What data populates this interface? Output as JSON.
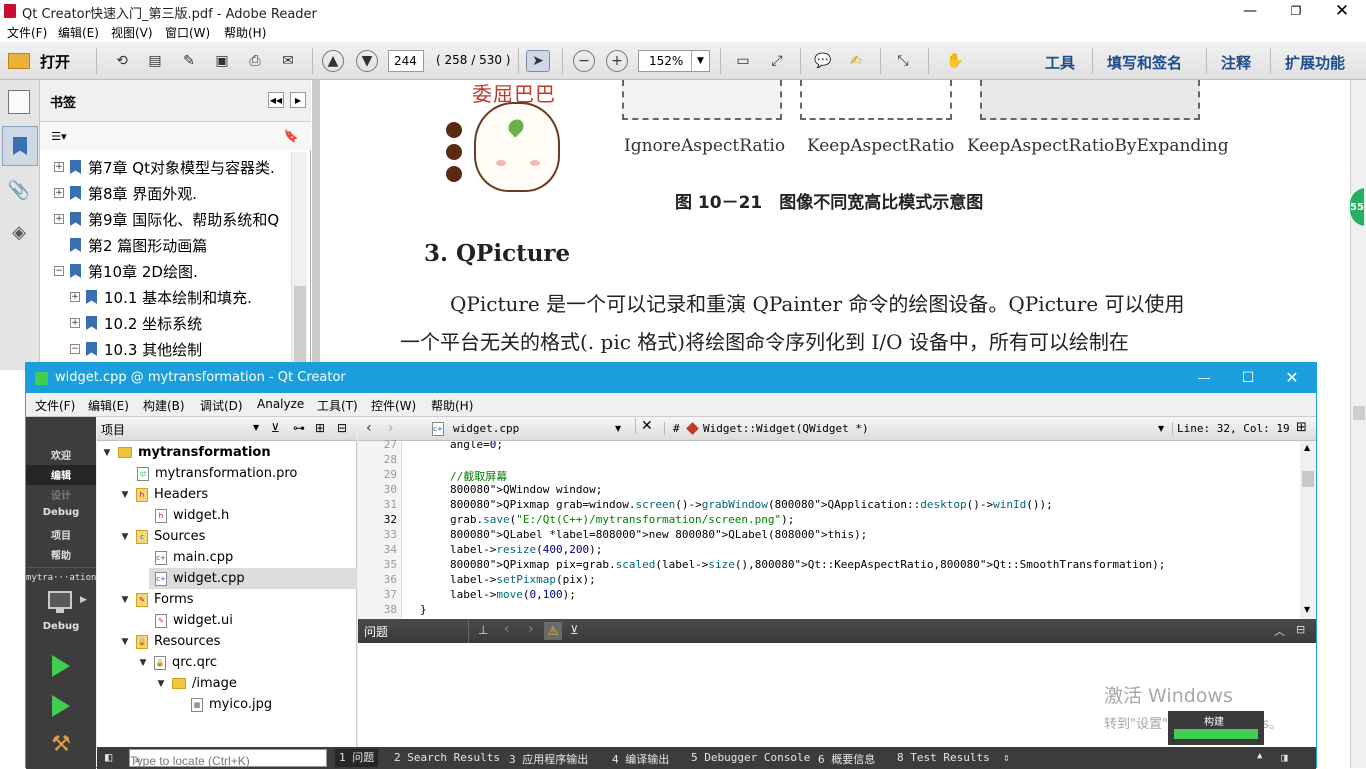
{
  "reader": {
    "title": "Qt Creator快速入门_第三版.pdf - Adobe Reader",
    "menu": [
      "文件(F)",
      "编辑(E)",
      "视图(V)",
      "窗口(W)",
      "帮助(H)"
    ],
    "open_label": "打开",
    "page_input": "244",
    "page_count": "( 258 / 530 )",
    "zoom": "152%",
    "right_links": [
      "工具",
      "填写和签名",
      "注释",
      "扩展功能"
    ],
    "bookmarks_title": "书签",
    "bookmarks": [
      {
        "label": "第7章 Qt对象模型与容器类."
      },
      {
        "label": "第8章 界面外观."
      },
      {
        "label": "第9章 国际化、帮助系统和Q"
      },
      {
        "label": "第2 篇图形动画篇"
      },
      {
        "label": "第10章 2D绘图."
      },
      {
        "label": "10.1 基本绘制和填充."
      },
      {
        "label": "10.2 坐标系统"
      },
      {
        "label": "10.3 其他绘制"
      }
    ],
    "doc": {
      "sticker_text": "委屈巴巴",
      "modes": [
        "IgnoreAspectRatio",
        "KeepAspectRatio",
        "KeepAspectRatioByExpanding"
      ],
      "figure_caption": "图 10－21　图像不同宽高比模式示意图",
      "heading": "3. QPicture",
      "para1": "QPicture 是一个可以记录和重演 QPainter 命令的绘图设备。QPicture 可以使用",
      "para2": "一个平台无关的格式(. pic 格式)将绘图命令序列化到 I/O 设备中，所有可以绘制在"
    },
    "badge": "55"
  },
  "qt": {
    "title": "widget.cpp @ mytransformation - Qt Creator",
    "menu": [
      "文件(F)",
      "编辑(E)",
      "构建(B)",
      "调试(D)",
      "Analyze",
      "工具(T)",
      "控件(W)",
      "帮助(H)"
    ],
    "modes": [
      "欢迎",
      "编辑",
      "设计",
      "Debug",
      "项目",
      "帮助"
    ],
    "kit_name": "mytra···ation",
    "kit_mode": "Debug",
    "project_header": "项目",
    "tree": [
      {
        "label": "mytransformation"
      },
      {
        "label": "mytransformation.pro"
      },
      {
        "label": "Headers"
      },
      {
        "label": "widget.h"
      },
      {
        "label": "Sources"
      },
      {
        "label": "main.cpp"
      },
      {
        "label": "widget.cpp"
      },
      {
        "label": "Forms"
      },
      {
        "label": "widget.ui"
      },
      {
        "label": "Resources"
      },
      {
        "label": "qrc.qrc"
      },
      {
        "label": "/image"
      },
      {
        "label": "myico.jpg"
      }
    ],
    "editor": {
      "file": "widget.cpp",
      "hash": "#",
      "symbol": "Widget::Widget(QWidget *)",
      "position": "Line: 32, Col: 19",
      "line_numbers": [
        "27",
        "28",
        "29",
        "30",
        "31",
        "32",
        "33",
        "34",
        "35",
        "36",
        "37",
        "38"
      ],
      "lines": [
        "angle=0;",
        "",
        "//截取屏幕",
        "QWindow window;",
        "QPixmap grab=window.screen()->grabWindow(QApplication::desktop()->winId());",
        "grab.save(\"E:/Qt(C++)/mytransformation/screen.png\");",
        "QLabel *label=new QLabel(this);",
        "label->resize(400,200);",
        "QPixmap pix=grab.scaled(label->size(),Qt::KeepAspectRatio,Qt::SmoothTransformation);",
        "label->setPixmap(pix);",
        "label->move(0,100);",
        "}"
      ]
    },
    "issues_title": "问题",
    "locate_placeholder": "Type to locate (Ctrl+K)",
    "status_tabs": [
      "1 问题",
      "2 Search Results",
      "3 应用程序输出",
      "4 编译输出",
      "5 Debugger Console",
      "6 概要信息",
      "8 Test Results"
    ],
    "watermark1": "激活 Windows",
    "watermark2": "转到\"设置\"以激活 Windows。",
    "build_label": "构建"
  },
  "colors": {
    "qt_title": "#1a9fdc",
    "link": "#1c4c8a",
    "keyword": "#808000",
    "type": "#800080",
    "string": "#008000",
    "comment": "#008000"
  }
}
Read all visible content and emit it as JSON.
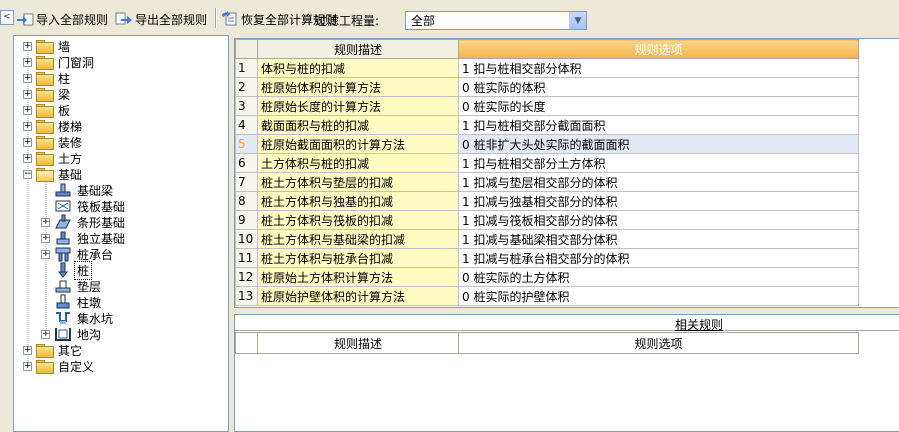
{
  "toolbar": {
    "collapse_glyph": "<",
    "import_label": "导入全部规则",
    "export_label": "导出全部规则",
    "restore_label": "恢复全部计算规则",
    "filter_label": "过滤工程量:",
    "filter_value": "全部"
  },
  "tree": {
    "items": [
      {
        "label": "墙",
        "expander": "+"
      },
      {
        "label": "门窗洞",
        "expander": "+"
      },
      {
        "label": "柱",
        "expander": "+"
      },
      {
        "label": "梁",
        "expander": "+"
      },
      {
        "label": "板",
        "expander": "+"
      },
      {
        "label": "楼梯",
        "expander": "+"
      },
      {
        "label": "装修",
        "expander": "+"
      },
      {
        "label": "土方",
        "expander": "+"
      },
      {
        "label": "基础",
        "expander": "−"
      },
      {
        "label": "基础梁"
      },
      {
        "label": "筏板基础"
      },
      {
        "label": "条形基础",
        "expander": "+"
      },
      {
        "label": "独立基础",
        "expander": "+"
      },
      {
        "label": "桩承台",
        "expander": "+"
      },
      {
        "label": "桩"
      },
      {
        "label": "垫层"
      },
      {
        "label": "柱墩"
      },
      {
        "label": "集水坑"
      },
      {
        "label": "地沟",
        "expander": "+"
      },
      {
        "label": "其它",
        "expander": "+"
      },
      {
        "label": "自定义",
        "expander": "+"
      }
    ]
  },
  "rules_table": {
    "col_desc": "规则描述",
    "col_option": "规则选项",
    "rows": [
      {
        "num": "1",
        "desc": "体积与桩的扣减",
        "option": "1  扣与桩相交部分体积"
      },
      {
        "num": "2",
        "desc": "桩原始体积的计算方法",
        "option": "0    桩实际的体积"
      },
      {
        "num": "3",
        "desc": "桩原始长度的计算方法",
        "option": "0    桩实际的长度"
      },
      {
        "num": "4",
        "desc": "截面面积与桩的扣减",
        "option": "1  扣与桩相交部分截面面积"
      },
      {
        "num": "5",
        "desc": "桩原始截面面积的计算方法",
        "option": "0    桩非扩大头处实际的截面面积"
      },
      {
        "num": "6",
        "desc": "土方体积与桩的扣减",
        "option": "1  扣与桩相交部分土方体积"
      },
      {
        "num": "7",
        "desc": "桩土方体积与垫层的扣减",
        "option": "1  扣减与垫层相交部分的体积"
      },
      {
        "num": "8",
        "desc": "桩土方体积与独基的扣减",
        "option": "1  扣减与独基相交部分的体积"
      },
      {
        "num": "9",
        "desc": "桩土方体积与筏板的扣减",
        "option": "1  扣减与筏板相交部分的体积"
      },
      {
        "num": "10",
        "desc": "桩土方体积与基础梁的扣减",
        "option": "1  扣减与基础梁相交部分体积"
      },
      {
        "num": "11",
        "desc": "桩土方体积与桩承台扣减",
        "option": "1  扣减与桩承台相交部分的体积"
      },
      {
        "num": "12",
        "desc": "桩原始土方体积计算方法",
        "option": "0  桩实际的土方体积"
      },
      {
        "num": "13",
        "desc": "桩原始护壁体积的计算方法",
        "option": "0    桩实际的护壁体积"
      }
    ]
  },
  "related": {
    "title": "相关规则",
    "col_desc": "规则描述",
    "col_option": "规则选项"
  }
}
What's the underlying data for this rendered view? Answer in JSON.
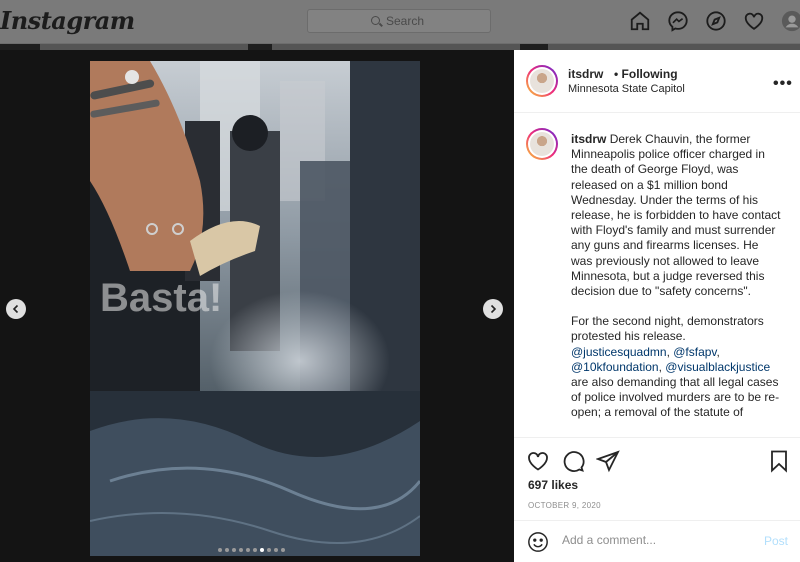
{
  "header": {
    "logo": "Instagram",
    "search_placeholder": "Search"
  },
  "post": {
    "username": "itsdrw",
    "following_label": "• Following",
    "location": "Minnesota State Capitol",
    "more_label": "•••",
    "caption_username": "itsdrw",
    "caption_p1": "Derek Chauvin, the former Minneapolis police officer charged in the death of George Floyd, was released on a $1 million bond Wednesday. Under the terms of his release, he is forbidden to have contact with Floyd's family and must surrender any guns and firearms licenses. He was previously not allowed to leave Minnesota, but a judge reversed this decision due to \"safety concerns\".",
    "caption_p2_start": "For the second night, demonstrators protested his release. ",
    "mention_1": "@justicesquadmn",
    "sep_1": ", ",
    "mention_2": "@fsfapv",
    "sep_2": ",",
    "mention_3": "@10kfoundation",
    "sep_3": ", ",
    "mention_4": "@visualblackjustice",
    "caption_p2_end": " are also demanding that all legal cases of police involved murders are to be re-open; a removal of the statute of",
    "likes": "697 likes",
    "date": "OCTOBER 9, 2020",
    "comment_placeholder": "Add a comment...",
    "post_label": "Post",
    "carousel": {
      "total": 10,
      "active_index": 6
    }
  },
  "colors": {
    "link": "#00376b",
    "post_button": "#b2dffc",
    "story_ring": [
      "#f9ce34",
      "#ee2a7b",
      "#6228d7"
    ]
  },
  "icons": [
    "search-icon",
    "home-icon",
    "messenger-icon",
    "explore-icon",
    "heart-icon",
    "profile-icon",
    "chevron-left-icon",
    "chevron-right-icon",
    "like-icon",
    "comment-icon",
    "share-icon",
    "bookmark-icon",
    "emoji-icon",
    "more-icon"
  ]
}
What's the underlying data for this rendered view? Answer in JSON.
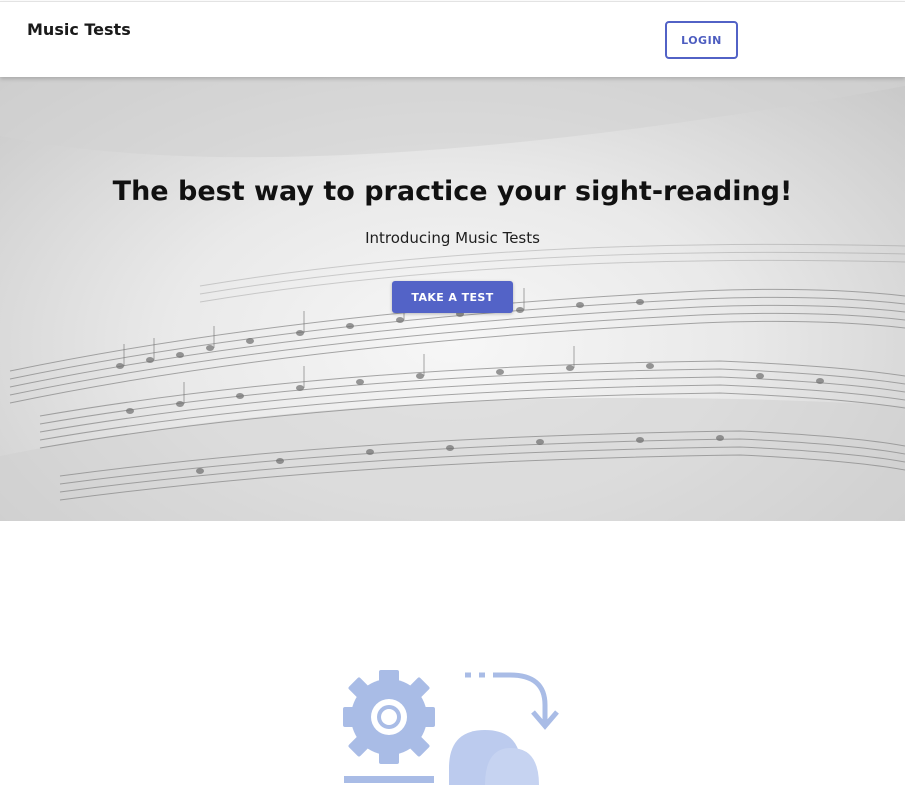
{
  "header": {
    "brand": "Music Tests",
    "login_label": "LOGIN"
  },
  "hero": {
    "title": "The best way to practice your sight-reading!",
    "subtitle": "Introducing Music Tests",
    "cta_label": "TAKE A TEST",
    "background_image": "sheet-music-photo"
  },
  "illustration": {
    "icons": [
      "gear-icon",
      "cycle-arrow-icon",
      "person-icon"
    ],
    "color": "#a9bce6"
  },
  "colors": {
    "accent": "#5363c7",
    "text": "#111111"
  }
}
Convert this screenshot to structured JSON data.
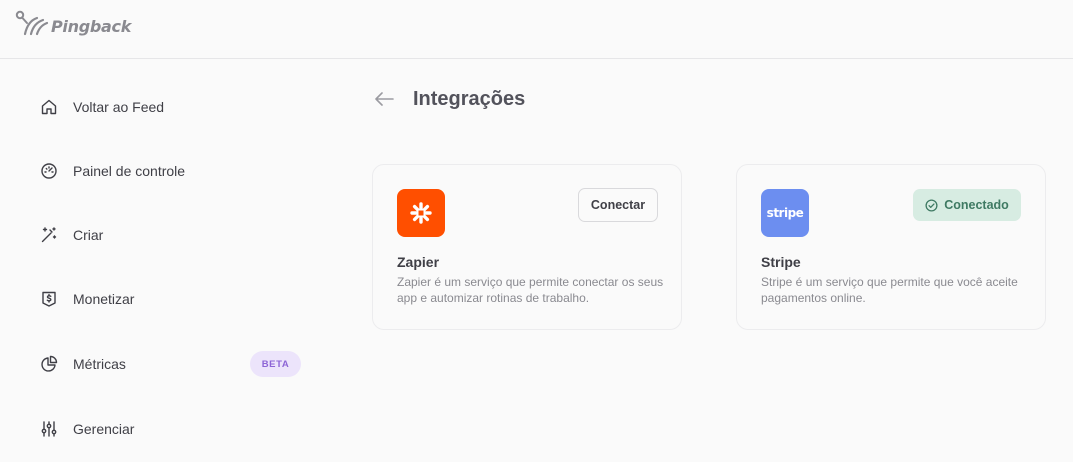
{
  "app": {
    "logo_text": "Pingback"
  },
  "sidebar": {
    "items": [
      {
        "label": "Voltar ao Feed",
        "icon": "home-icon"
      },
      {
        "label": "Painel de controle",
        "icon": "gauge-icon"
      },
      {
        "label": "Criar",
        "icon": "magic-wand-icon"
      },
      {
        "label": "Monetizar",
        "icon": "dollar-badge-icon"
      },
      {
        "label": "Métricas",
        "icon": "pie-chart-icon",
        "badge": "BETA"
      },
      {
        "label": "Gerenciar",
        "icon": "sliders-icon"
      }
    ]
  },
  "main": {
    "title": "Integrações",
    "integrations": [
      {
        "name": "Zapier",
        "description": "Zapier é um serviço que permite conectar os seus app e automizar rotinas de trabalho.",
        "button_label": "Conectar",
        "status": "disconnected",
        "brand_color": "#ff4f00"
      },
      {
        "name": "Stripe",
        "logo_text": "stripe",
        "description": "Stripe é um serviço que permite que você aceite pagamentos online.",
        "button_label": "Conectado",
        "status": "connected",
        "brand_color": "#6c8ef0"
      }
    ]
  },
  "colors": {
    "beta_bg": "#ece4fb",
    "beta_text": "#8d65d6",
    "connected_bg": "#d7ece2",
    "connected_text": "#3f7a63"
  }
}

------------------------------

REQUIRED WORK: Sift the material for lines with the string "data". Copy each one found.

TASK RESPONSE:
What data populates this interface? Output as JSON.
What's the underlying data for this rendered view? Answer in JSON.
What's the underlying data for this rendered view? Answer in JSON.
Convert this screenshot to structured JSON data.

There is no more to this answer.